**What to work on**
Write out each line of the material again, word for word.

**Records provided**
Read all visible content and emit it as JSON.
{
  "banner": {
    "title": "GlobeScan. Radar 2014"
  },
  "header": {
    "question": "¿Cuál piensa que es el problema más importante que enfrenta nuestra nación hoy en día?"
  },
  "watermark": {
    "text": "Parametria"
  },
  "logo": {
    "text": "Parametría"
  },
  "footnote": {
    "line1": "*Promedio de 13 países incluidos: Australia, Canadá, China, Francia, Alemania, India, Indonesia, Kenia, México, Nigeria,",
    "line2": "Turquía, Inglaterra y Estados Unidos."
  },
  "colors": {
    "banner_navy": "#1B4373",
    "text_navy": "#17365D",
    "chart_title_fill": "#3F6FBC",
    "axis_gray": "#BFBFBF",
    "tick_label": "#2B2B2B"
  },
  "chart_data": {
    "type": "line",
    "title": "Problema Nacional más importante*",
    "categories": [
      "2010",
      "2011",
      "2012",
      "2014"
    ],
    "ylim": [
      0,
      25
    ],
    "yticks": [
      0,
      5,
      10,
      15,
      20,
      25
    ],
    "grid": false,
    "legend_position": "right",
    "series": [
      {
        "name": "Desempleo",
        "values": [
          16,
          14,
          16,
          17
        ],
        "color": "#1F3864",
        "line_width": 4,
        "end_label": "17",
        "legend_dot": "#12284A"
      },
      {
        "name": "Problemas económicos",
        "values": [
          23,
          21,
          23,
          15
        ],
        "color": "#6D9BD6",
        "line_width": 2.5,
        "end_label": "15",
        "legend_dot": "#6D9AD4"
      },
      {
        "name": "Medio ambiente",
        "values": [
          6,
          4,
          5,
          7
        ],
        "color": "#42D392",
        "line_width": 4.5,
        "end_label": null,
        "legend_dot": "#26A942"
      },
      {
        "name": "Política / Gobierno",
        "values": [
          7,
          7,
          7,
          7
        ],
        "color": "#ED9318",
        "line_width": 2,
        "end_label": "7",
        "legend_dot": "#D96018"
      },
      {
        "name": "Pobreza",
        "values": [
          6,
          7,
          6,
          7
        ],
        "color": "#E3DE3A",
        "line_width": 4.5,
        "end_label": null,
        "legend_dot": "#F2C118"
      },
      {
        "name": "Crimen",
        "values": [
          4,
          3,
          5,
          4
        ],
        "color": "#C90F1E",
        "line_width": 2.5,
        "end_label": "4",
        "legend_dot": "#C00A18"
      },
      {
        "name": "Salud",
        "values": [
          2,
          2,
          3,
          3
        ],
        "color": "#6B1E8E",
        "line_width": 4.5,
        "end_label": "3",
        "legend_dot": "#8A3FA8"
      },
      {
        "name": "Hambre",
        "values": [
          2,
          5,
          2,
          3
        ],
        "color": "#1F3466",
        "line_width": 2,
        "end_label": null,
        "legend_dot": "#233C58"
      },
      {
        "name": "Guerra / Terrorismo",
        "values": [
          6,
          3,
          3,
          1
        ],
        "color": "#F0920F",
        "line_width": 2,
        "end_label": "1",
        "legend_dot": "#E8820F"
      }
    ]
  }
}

**Task output**
Read all visible content and emit it as JSON.
{
  "banner": {
    "title": "GlobeScan. Radar 2014"
  },
  "header": {
    "question": "¿Cuál piensa que es el problema más importante que enfrenta nuestra nación hoy en día?"
  },
  "watermark": {
    "text": "Parametria"
  },
  "logo": {
    "text": "Parametría"
  },
  "footnote": {
    "line1": "*Promedio de 13 países incluidos: Australia, Canadá, China, Francia, Alemania, India, Indonesia, Kenia, México, Nigeria,",
    "line2": "Turquía, Inglaterra y Estados Unidos."
  },
  "colors": {
    "banner_navy": "#1B4373",
    "text_navy": "#17365D",
    "chart_title_fill": "#3F6FBC",
    "axis_gray": "#BFBFBF",
    "tick_label": "#2B2B2B"
  },
  "chart_data": {
    "type": "line",
    "title": "Problema Nacional más importante*",
    "categories": [
      "2010",
      "2011",
      "2012",
      "2014"
    ],
    "ylim": [
      0,
      25
    ],
    "yticks": [
      0,
      5,
      10,
      15,
      20,
      25
    ],
    "grid": false,
    "legend_position": "right",
    "series": [
      {
        "name": "Desempleo",
        "values": [
          16,
          14,
          16,
          17
        ],
        "color": "#1F3864",
        "line_width": 4,
        "end_label": "17",
        "legend_dot": "#12284A"
      },
      {
        "name": "Problemas económicos",
        "values": [
          23,
          21,
          23,
          15
        ],
        "color": "#6D9BD6",
        "line_width": 2.5,
        "end_label": "15",
        "legend_dot": "#6D9AD4"
      },
      {
        "name": "Medio ambiente",
        "values": [
          6,
          4,
          5,
          7
        ],
        "color": "#42D392",
        "line_width": 4.5,
        "end_label": null,
        "legend_dot": "#26A942"
      },
      {
        "name": "Política / Gobierno",
        "values": [
          7,
          7,
          7,
          7
        ],
        "color": "#ED9318",
        "line_width": 2,
        "end_label": "7",
        "legend_dot": "#D96018"
      },
      {
        "name": "Pobreza",
        "values": [
          6,
          7,
          6,
          7
        ],
        "color": "#E3DE3A",
        "line_width": 4.5,
        "end_label": null,
        "legend_dot": "#F2C118"
      },
      {
        "name": "Crimen",
        "values": [
          4,
          3,
          5,
          4
        ],
        "color": "#C90F1E",
        "line_width": 2.5,
        "end_label": "4",
        "legend_dot": "#C00A18"
      },
      {
        "name": "Salud",
        "values": [
          2,
          2,
          3,
          3
        ],
        "color": "#6B1E8E",
        "line_width": 4.5,
        "end_label": "3",
        "legend_dot": "#8A3FA8"
      },
      {
        "name": "Hambre",
        "values": [
          2,
          5,
          2,
          3
        ],
        "color": "#1F3466",
        "line_width": 2,
        "end_label": null,
        "legend_dot": "#233C58"
      },
      {
        "name": "Guerra / Terrorismo",
        "values": [
          6,
          3,
          3,
          1
        ],
        "color": "#F0920F",
        "line_width": 2,
        "end_label": "1",
        "legend_dot": "#E8820F"
      }
    ]
  }
}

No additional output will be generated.